■ **Task instructions**
Would you retype all of these records exactly?

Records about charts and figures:
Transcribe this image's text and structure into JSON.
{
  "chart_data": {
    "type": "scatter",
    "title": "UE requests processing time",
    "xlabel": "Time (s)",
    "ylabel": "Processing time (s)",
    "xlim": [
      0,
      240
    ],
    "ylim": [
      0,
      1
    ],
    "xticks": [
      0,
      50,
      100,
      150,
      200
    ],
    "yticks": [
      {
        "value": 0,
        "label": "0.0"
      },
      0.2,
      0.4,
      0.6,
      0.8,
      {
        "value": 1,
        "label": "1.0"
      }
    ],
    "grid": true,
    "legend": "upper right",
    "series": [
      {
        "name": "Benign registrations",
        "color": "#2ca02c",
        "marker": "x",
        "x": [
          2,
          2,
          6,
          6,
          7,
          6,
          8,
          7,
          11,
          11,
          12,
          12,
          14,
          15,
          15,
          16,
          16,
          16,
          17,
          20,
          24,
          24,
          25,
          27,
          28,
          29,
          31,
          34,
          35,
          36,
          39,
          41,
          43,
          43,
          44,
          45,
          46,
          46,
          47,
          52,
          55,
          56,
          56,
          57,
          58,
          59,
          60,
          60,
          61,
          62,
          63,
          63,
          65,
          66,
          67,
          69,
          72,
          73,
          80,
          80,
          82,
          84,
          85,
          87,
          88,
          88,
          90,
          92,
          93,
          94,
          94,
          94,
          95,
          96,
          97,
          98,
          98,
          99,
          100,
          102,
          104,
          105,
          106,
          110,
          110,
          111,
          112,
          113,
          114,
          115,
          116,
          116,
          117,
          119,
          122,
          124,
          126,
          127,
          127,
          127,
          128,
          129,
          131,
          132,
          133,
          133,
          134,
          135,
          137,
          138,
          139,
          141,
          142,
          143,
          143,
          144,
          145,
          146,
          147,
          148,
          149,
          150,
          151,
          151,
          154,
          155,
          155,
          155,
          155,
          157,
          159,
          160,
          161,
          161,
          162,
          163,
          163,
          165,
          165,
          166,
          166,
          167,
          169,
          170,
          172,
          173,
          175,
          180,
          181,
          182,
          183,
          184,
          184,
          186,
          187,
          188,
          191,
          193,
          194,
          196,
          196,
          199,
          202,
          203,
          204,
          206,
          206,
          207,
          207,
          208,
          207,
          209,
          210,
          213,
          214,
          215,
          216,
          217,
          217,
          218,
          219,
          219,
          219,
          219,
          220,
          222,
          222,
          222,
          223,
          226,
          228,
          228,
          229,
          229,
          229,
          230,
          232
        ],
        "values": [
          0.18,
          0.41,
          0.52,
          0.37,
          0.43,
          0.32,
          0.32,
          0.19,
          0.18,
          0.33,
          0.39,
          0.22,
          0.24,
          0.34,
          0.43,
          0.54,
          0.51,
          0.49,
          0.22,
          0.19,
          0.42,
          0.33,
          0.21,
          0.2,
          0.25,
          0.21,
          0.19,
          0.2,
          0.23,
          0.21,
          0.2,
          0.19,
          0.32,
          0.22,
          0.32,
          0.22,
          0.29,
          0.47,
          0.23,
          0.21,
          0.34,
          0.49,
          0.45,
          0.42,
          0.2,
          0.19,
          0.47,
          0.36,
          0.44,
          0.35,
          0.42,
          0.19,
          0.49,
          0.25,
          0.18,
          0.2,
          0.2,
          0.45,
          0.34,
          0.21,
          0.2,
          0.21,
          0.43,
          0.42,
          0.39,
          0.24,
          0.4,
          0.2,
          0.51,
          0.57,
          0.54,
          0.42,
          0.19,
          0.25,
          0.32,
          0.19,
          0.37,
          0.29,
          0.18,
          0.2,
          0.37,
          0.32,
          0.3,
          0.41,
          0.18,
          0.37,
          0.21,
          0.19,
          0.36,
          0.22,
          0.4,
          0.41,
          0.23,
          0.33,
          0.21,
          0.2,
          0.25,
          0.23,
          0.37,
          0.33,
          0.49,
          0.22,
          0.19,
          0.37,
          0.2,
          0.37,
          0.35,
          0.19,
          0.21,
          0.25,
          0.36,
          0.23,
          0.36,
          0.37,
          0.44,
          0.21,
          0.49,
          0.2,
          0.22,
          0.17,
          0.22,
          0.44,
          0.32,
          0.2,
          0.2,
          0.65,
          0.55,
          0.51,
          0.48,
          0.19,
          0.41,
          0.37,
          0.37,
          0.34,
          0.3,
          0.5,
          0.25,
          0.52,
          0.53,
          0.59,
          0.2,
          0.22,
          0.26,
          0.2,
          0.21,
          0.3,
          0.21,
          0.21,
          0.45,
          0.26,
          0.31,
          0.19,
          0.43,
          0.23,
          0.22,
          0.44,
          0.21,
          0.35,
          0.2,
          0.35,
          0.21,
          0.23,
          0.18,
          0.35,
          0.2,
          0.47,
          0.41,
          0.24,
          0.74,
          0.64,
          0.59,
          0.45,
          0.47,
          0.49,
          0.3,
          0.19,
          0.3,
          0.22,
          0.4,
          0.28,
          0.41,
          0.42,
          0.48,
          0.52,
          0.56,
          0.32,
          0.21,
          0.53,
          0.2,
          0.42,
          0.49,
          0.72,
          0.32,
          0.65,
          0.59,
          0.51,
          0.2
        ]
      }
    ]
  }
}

■ **Exercise output**
Transcribe this image's text and structure into JSON.
{
  "chart_data": {
    "type": "scatter",
    "title": "UE requests processing time",
    "xlabel": "Time (s)",
    "ylabel": "Processing time (s)",
    "xlim": [
      0,
      240
    ],
    "ylim": [
      0,
      1
    ],
    "xticks": [
      0,
      50,
      100,
      150,
      200
    ],
    "yticks": [
      {
        "value": 0,
        "label": "0.0"
      },
      0.2,
      0.4,
      0.6,
      0.8,
      {
        "value": 1,
        "label": "1.0"
      }
    ],
    "grid": true,
    "legend": "upper right",
    "series": [
      {
        "name": "Benign registrations",
        "color": "#2ca02c",
        "marker": "x",
        "x": [
          2,
          2,
          6,
          6,
          7,
          6,
          8,
          7,
          11,
          11,
          12,
          12,
          14,
          15,
          15,
          16,
          16,
          16,
          17,
          20,
          24,
          24,
          25,
          27,
          28,
          29,
          31,
          34,
          35,
          36,
          39,
          41,
          43,
          43,
          44,
          45,
          46,
          46,
          47,
          52,
          55,
          56,
          56,
          57,
          58,
          59,
          60,
          60,
          61,
          62,
          63,
          63,
          65,
          66,
          67,
          69,
          72,
          73,
          80,
          80,
          82,
          84,
          85,
          87,
          88,
          88,
          90,
          92,
          93,
          94,
          94,
          94,
          95,
          96,
          97,
          98,
          98,
          99,
          100,
          102,
          104,
          105,
          106,
          110,
          110,
          111,
          112,
          113,
          114,
          115,
          116,
          116,
          117,
          119,
          122,
          124,
          126,
          127,
          127,
          127,
          128,
          129,
          131,
          132,
          133,
          133,
          134,
          135,
          137,
          138,
          139,
          141,
          142,
          143,
          143,
          144,
          145,
          146,
          147,
          148,
          149,
          150,
          151,
          151,
          154,
          155,
          155,
          155,
          155,
          157,
          159,
          160,
          161,
          161,
          162,
          163,
          163,
          165,
          165,
          166,
          166,
          167,
          169,
          170,
          172,
          173,
          175,
          180,
          181,
          182,
          183,
          184,
          184,
          186,
          187,
          188,
          191,
          193,
          194,
          196,
          196,
          199,
          202,
          203,
          204,
          206,
          206,
          207,
          207,
          208,
          207,
          209,
          210,
          213,
          214,
          215,
          216,
          217,
          217,
          218,
          219,
          219,
          219,
          219,
          220,
          222,
          222,
          222,
          223,
          226,
          228,
          228,
          229,
          229,
          229,
          230,
          232
        ],
        "values": [
          0.18,
          0.41,
          0.52,
          0.37,
          0.43,
          0.32,
          0.32,
          0.19,
          0.18,
          0.33,
          0.39,
          0.22,
          0.24,
          0.34,
          0.43,
          0.54,
          0.51,
          0.49,
          0.22,
          0.19,
          0.42,
          0.33,
          0.21,
          0.2,
          0.25,
          0.21,
          0.19,
          0.2,
          0.23,
          0.21,
          0.2,
          0.19,
          0.32,
          0.22,
          0.32,
          0.22,
          0.29,
          0.47,
          0.23,
          0.21,
          0.34,
          0.49,
          0.45,
          0.42,
          0.2,
          0.19,
          0.47,
          0.36,
          0.44,
          0.35,
          0.42,
          0.19,
          0.49,
          0.25,
          0.18,
          0.2,
          0.2,
          0.45,
          0.34,
          0.21,
          0.2,
          0.21,
          0.43,
          0.42,
          0.39,
          0.24,
          0.4,
          0.2,
          0.51,
          0.57,
          0.54,
          0.42,
          0.19,
          0.25,
          0.32,
          0.19,
          0.37,
          0.29,
          0.18,
          0.2,
          0.37,
          0.32,
          0.3,
          0.41,
          0.18,
          0.37,
          0.21,
          0.19,
          0.36,
          0.22,
          0.4,
          0.41,
          0.23,
          0.33,
          0.21,
          0.2,
          0.25,
          0.23,
          0.37,
          0.33,
          0.49,
          0.22,
          0.19,
          0.37,
          0.2,
          0.37,
          0.35,
          0.19,
          0.21,
          0.25,
          0.36,
          0.23,
          0.36,
          0.37,
          0.44,
          0.21,
          0.49,
          0.2,
          0.22,
          0.17,
          0.22,
          0.44,
          0.32,
          0.2,
          0.2,
          0.65,
          0.55,
          0.51,
          0.48,
          0.19,
          0.41,
          0.37,
          0.37,
          0.34,
          0.3,
          0.5,
          0.25,
          0.52,
          0.53,
          0.59,
          0.2,
          0.22,
          0.26,
          0.2,
          0.21,
          0.3,
          0.21,
          0.21,
          0.45,
          0.26,
          0.31,
          0.19,
          0.43,
          0.23,
          0.22,
          0.44,
          0.21,
          0.35,
          0.2,
          0.35,
          0.21,
          0.23,
          0.18,
          0.35,
          0.2,
          0.47,
          0.41,
          0.24,
          0.74,
          0.64,
          0.59,
          0.45,
          0.47,
          0.49,
          0.3,
          0.19,
          0.3,
          0.22,
          0.4,
          0.28,
          0.41,
          0.42,
          0.48,
          0.52,
          0.56,
          0.32,
          0.21,
          0.53,
          0.2,
          0.42,
          0.49,
          0.72,
          0.32,
          0.65,
          0.59,
          0.51,
          0.2
        ]
      }
    ]
  }
}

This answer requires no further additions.